■ **WHAT IS REQUIRED**: Find the lines holding "Listen" and copy them.

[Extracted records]

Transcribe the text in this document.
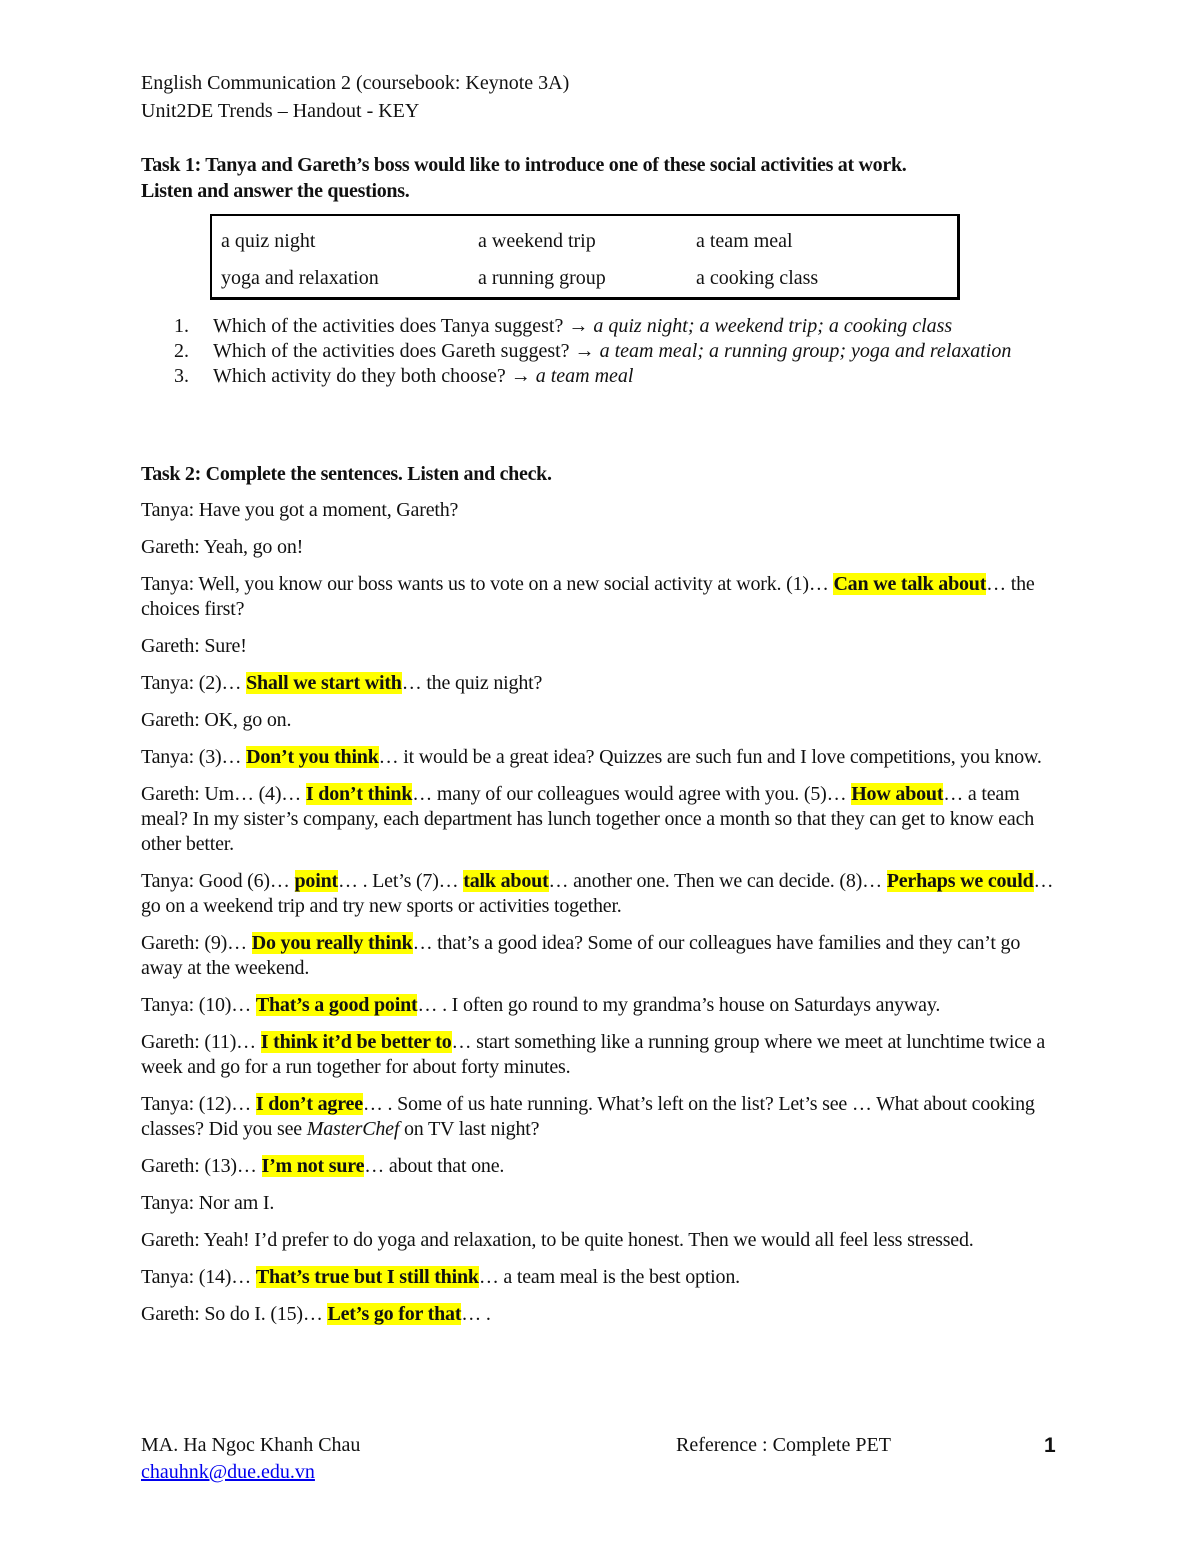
English Communication 2 (coursebook: Keynote 3A)
Unit2DE Trends – Handout - KEY
Task 1: Tanya and Gareth’s boss would like to introduce one of these social activities at work.
Listen and answer the questions.
a quiz night	a weekend trip	a team meal
yoga and relaxation	a running group	a cooking class
1. Which of the activities does Tanya suggest? → a quiz night; a weekend trip; a cooking class
2. Which of the activities does Gareth suggest? → a team meal; a running group; yoga and relaxation
3. Which activity do they both choose? → a team meal
Task 2: Complete the sentences. Listen and check.

Tanya: Have you got a moment, Gareth?

Gareth: Yeah, go on!

Tanya: Well, you know our boss wants us to vote on a new social activity at work. (1)… Can we talk about… the choices first?

Gareth: Sure!

Tanya: (2)… Shall we start with… the quiz night?

Gareth: OK, go on.

Tanya: (3)… Don’t you think… it would be a great idea? Quizzes are such fun and I love competitions, you know.

Gareth: Um… (4)… I don’t think… many of our colleagues would agree with you. (5)… How about… a team meal? In my sister’s company, each department has lunch together once a month so that they can get to know each other better.

Tanya: Good (6)… point… . Let’s (7)… talk about… another one. Then we can decide. (8)… Perhaps we could… go on a weekend trip and try new sports or activities together.

Gareth: (9)… Do you really think… that’s a good idea? Some of our colleagues have families and they can’t go away at the weekend.

Tanya: (10)… That’s a good point… . I often go round to my grandma’s house on Saturdays anyway.

Gareth: (11)… I think it’d be better to… start something like a running group where we meet at lunchtime twice a week and go for a run together for about forty minutes.

Tanya: (12)… I don’t agree… . Some of us hate running. What’s left on the list? Let’s see … What about cooking classes? Did you see MasterChef on TV last night?

Gareth: (13)… I’m not sure… about that one.

Tanya: Nor am I.

Gareth: Yeah! I’d prefer to do yoga and relaxation, to be quite honest. Then we would all feel less stressed.

Tanya: (14)… That’s true but I still think… a team meal is the best option.

Gareth: So do I. (15)… Let’s go for that… .

MA. Ha Ngoc Khanh Chau
chauhnk@due.edu.vn
Reference : Complete PET	1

■ **REPLY TO THE TASK**:
Listen and answer the questions.
Task 2: Complete the sentences. Listen and check.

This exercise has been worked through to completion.